- [Stored records]:

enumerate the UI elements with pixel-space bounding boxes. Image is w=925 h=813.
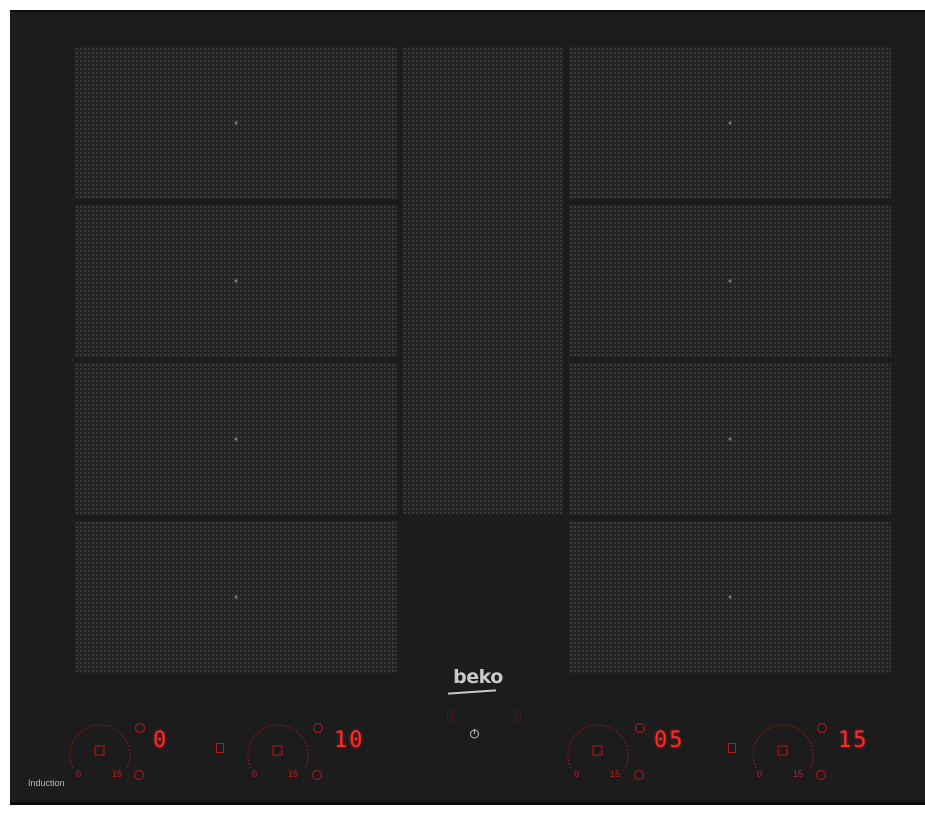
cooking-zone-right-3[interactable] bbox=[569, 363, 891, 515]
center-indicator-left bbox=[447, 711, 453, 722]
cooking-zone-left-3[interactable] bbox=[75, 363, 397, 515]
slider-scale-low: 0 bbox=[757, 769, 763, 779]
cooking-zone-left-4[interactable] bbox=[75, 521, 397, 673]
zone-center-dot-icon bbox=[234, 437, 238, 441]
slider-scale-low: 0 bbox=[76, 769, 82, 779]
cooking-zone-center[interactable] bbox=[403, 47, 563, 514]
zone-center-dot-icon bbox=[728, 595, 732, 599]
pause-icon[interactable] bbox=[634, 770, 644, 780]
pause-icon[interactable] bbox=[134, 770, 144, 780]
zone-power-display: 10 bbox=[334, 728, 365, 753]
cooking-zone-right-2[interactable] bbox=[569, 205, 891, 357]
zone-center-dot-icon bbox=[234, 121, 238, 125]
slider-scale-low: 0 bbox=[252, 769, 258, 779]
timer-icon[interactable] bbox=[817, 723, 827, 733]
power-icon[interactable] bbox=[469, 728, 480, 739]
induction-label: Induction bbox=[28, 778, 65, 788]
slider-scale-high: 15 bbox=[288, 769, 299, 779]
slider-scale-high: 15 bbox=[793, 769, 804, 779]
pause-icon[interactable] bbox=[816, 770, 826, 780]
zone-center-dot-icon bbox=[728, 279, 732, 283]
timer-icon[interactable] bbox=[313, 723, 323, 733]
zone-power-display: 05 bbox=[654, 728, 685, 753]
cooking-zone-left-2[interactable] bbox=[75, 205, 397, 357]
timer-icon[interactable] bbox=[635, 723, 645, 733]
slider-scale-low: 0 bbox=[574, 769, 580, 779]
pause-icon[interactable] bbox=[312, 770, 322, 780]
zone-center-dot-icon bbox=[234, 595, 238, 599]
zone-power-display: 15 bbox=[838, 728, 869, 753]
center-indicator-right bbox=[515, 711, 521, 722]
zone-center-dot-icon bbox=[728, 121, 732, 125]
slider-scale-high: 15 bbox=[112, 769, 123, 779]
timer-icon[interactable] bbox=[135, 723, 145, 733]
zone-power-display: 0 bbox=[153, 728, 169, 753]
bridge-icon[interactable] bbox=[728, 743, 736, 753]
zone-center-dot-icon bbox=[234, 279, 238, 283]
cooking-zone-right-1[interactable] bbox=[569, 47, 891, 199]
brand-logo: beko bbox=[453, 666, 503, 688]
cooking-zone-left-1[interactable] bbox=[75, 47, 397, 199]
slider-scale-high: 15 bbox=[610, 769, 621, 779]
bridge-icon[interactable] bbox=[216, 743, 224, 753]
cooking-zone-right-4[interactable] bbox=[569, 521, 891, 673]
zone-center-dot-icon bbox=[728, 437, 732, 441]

- [The problem]: Can you copy down, character for character, the stretch of the material from the line containing "cooking-zone-right-3[interactable] bbox=[569, 363, 891, 515]" through the line containing "cooking-zone-left-4[interactable] bbox=[75, 521, 397, 673]", including both of those lines?

- [Task solution]:
cooking-zone-right-3[interactable] bbox=[569, 363, 891, 515]
center-indicator-left bbox=[447, 711, 453, 722]
cooking-zone-left-3[interactable] bbox=[75, 363, 397, 515]
slider-scale-low: 0 bbox=[757, 769, 763, 779]
cooking-zone-left-4[interactable] bbox=[75, 521, 397, 673]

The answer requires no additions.